[To do]: Will you give the material below again, every line exactly as it is?

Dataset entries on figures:
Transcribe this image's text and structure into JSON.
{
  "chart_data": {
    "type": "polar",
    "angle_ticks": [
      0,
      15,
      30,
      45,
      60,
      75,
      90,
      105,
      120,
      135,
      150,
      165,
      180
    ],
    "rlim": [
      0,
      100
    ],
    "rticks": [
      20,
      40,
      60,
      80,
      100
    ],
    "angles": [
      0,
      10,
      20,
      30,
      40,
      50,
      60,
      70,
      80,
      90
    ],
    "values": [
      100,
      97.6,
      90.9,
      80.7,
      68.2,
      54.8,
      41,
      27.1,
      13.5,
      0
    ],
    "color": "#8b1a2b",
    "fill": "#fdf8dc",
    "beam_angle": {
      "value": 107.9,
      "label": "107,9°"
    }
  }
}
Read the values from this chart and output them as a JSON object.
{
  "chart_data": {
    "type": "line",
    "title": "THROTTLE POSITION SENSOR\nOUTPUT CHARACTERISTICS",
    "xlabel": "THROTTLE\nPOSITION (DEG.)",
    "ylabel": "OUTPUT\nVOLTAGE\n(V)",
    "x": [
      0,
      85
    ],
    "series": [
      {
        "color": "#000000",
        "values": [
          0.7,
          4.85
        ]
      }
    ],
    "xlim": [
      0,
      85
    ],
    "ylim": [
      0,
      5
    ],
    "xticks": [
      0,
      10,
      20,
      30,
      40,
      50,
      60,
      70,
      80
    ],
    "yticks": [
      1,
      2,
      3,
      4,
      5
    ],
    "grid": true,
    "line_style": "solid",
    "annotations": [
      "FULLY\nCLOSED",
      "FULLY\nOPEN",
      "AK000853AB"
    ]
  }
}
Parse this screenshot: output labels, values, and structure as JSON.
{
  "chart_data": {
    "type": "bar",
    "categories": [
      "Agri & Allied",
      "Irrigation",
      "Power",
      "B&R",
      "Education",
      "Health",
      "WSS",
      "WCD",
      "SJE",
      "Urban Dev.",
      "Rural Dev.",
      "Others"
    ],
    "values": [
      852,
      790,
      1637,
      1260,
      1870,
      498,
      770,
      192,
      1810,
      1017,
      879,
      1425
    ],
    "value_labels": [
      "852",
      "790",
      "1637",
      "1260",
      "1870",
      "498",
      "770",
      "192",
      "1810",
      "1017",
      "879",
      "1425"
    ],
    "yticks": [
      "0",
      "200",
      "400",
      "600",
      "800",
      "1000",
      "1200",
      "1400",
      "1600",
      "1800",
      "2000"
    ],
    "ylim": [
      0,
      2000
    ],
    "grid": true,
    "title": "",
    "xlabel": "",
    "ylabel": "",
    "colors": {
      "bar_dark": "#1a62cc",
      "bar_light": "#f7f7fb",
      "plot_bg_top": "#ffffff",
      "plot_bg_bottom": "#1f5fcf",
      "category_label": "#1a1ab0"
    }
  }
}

[Response to the task]:
Transcribe this image's text and structure into JSON.
{
  "chart_data": {
    "type": "polar",
    "angle_ticks": [
      0,
      15,
      30,
      45,
      60,
      75,
      90,
      105,
      120,
      135,
      150,
      165,
      180
    ],
    "rlim": [
      0,
      100
    ],
    "rticks": [
      20,
      40,
      60,
      80,
      100
    ],
    "angles": [
      0,
      10,
      20,
      30,
      40,
      50,
      60,
      70,
      80,
      90
    ],
    "values": [
      100,
      97.6,
      90.9,
      80.7,
      68.2,
      54.8,
      41,
      27.1,
      13.5,
      0
    ],
    "color": "#8b1a2b",
    "fill": "#fdf8dc",
    "beam_angle": {
      "value": 107.9,
      "label": "107,9°"
    }
  }
}
Read the values from this chart and output them as a JSON object.
{
  "chart_data": {
    "type": "line",
    "title": "THROTTLE POSITION SENSOR\nOUTPUT CHARACTERISTICS",
    "xlabel": "THROTTLE\nPOSITION (DEG.)",
    "ylabel": "OUTPUT\nVOLTAGE\n(V)",
    "x": [
      0,
      85
    ],
    "series": [
      {
        "color": "#000000",
        "values": [
          0.7,
          4.85
        ]
      }
    ],
    "xlim": [
      0,
      85
    ],
    "ylim": [
      0,
      5
    ],
    "xticks": [
      0,
      10,
      20,
      30,
      40,
      50,
      60,
      70,
      80
    ],
    "yticks": [
      1,
      2,
      3,
      4,
      5
    ],
    "grid": true,
    "line_style": "solid",
    "annotations": [
      "FULLY\nCLOSED",
      "FULLY\nOPEN",
      "AK000853AB"
    ]
  }
}
Parse this screenshot: output labels, values, and structure as JSON.
{
  "chart_data": {
    "type": "bar",
    "categories": [
      "Agri & Allied",
      "Irrigation",
      "Power",
      "B&R",
      "Education",
      "Health",
      "WSS",
      "WCD",
      "SJE",
      "Urban Dev.",
      "Rural Dev.",
      "Others"
    ],
    "values": [
      852,
      790,
      1637,
      1260,
      1870,
      498,
      770,
      192,
      1810,
      1017,
      879,
      1425
    ],
    "value_labels": [
      "852",
      "790",
      "1637",
      "1260",
      "1870",
      "498",
      "770",
      "192",
      "1810",
      "1017",
      "879",
      "1425"
    ],
    "yticks": [
      "0",
      "200",
      "400",
      "600",
      "800",
      "1000",
      "1200",
      "1400",
      "1600",
      "1800",
      "2000"
    ],
    "ylim": [
      0,
      2000
    ],
    "grid": true,
    "title": "",
    "xlabel": "",
    "ylabel": "",
    "colors": {
      "bar_dark": "#1a62cc",
      "bar_light": "#f7f7fb",
      "plot_bg_top": "#ffffff",
      "plot_bg_bottom": "#1f5fcf",
      "category_label": "#1a1ab0"
    }
  }
}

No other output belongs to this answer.